## Begin MATERIAL TO PROCESS
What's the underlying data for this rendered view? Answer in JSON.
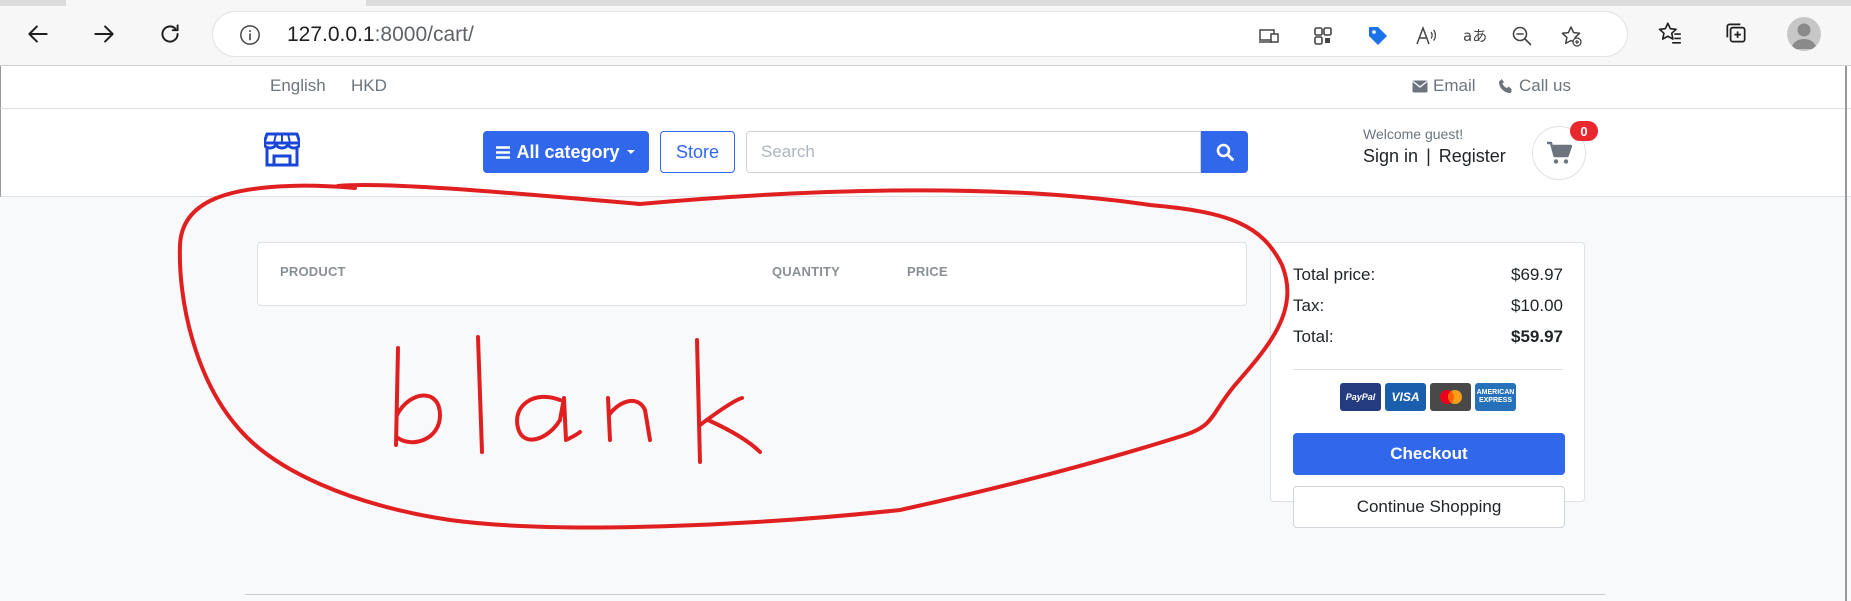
{
  "browser": {
    "url_host": "127.0.0.1",
    "url_path": ":8000/cart/"
  },
  "topbar": {
    "language": "English",
    "currency": "HKD",
    "email_label": "Email",
    "call_label": "Call us"
  },
  "header": {
    "category_label": "All category",
    "store_label": "Store",
    "search_placeholder": "Search",
    "welcome": "Welcome guest!",
    "sign_in": "Sign in",
    "separator": "|",
    "register": "Register",
    "cart_count": "0"
  },
  "cart": {
    "columns": [
      "PRODUCT",
      "QUANTITY",
      "PRICE"
    ]
  },
  "summary": {
    "total_price_label": "Total price:",
    "total_price_value": "$69.97",
    "tax_label": "Tax:",
    "tax_value": "$10.00",
    "total_label": "Total:",
    "total_value": "$59.97",
    "payment_methods": [
      "PayPal",
      "VISA",
      "MasterCard",
      "AMERICAN EXPRESS"
    ],
    "checkout_label": "Checkout",
    "continue_label": "Continue Shopping"
  },
  "annotation": {
    "handwritten_text": "blank",
    "color": "#e02020"
  },
  "colors": {
    "primary": "#3167eb",
    "badge": "#e8272f"
  }
}
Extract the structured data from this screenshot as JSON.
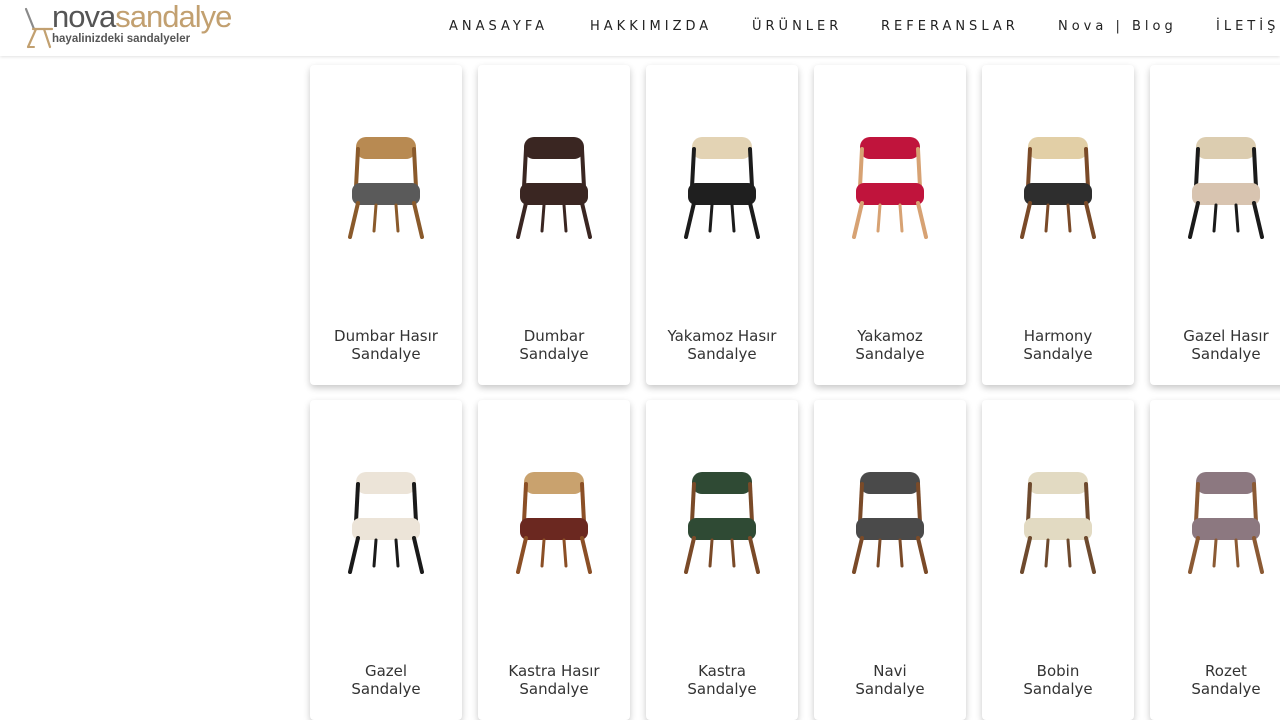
## End MATERIAL TO PROCESS
## PROBLEM DESCRIPTION
Return each full line of the entries that contains the word "this".

## WRITTEN ANSWER
What's the underlying data for this rendered view? Answer in JSON.
Extract the structured data from this screenshot as JSON.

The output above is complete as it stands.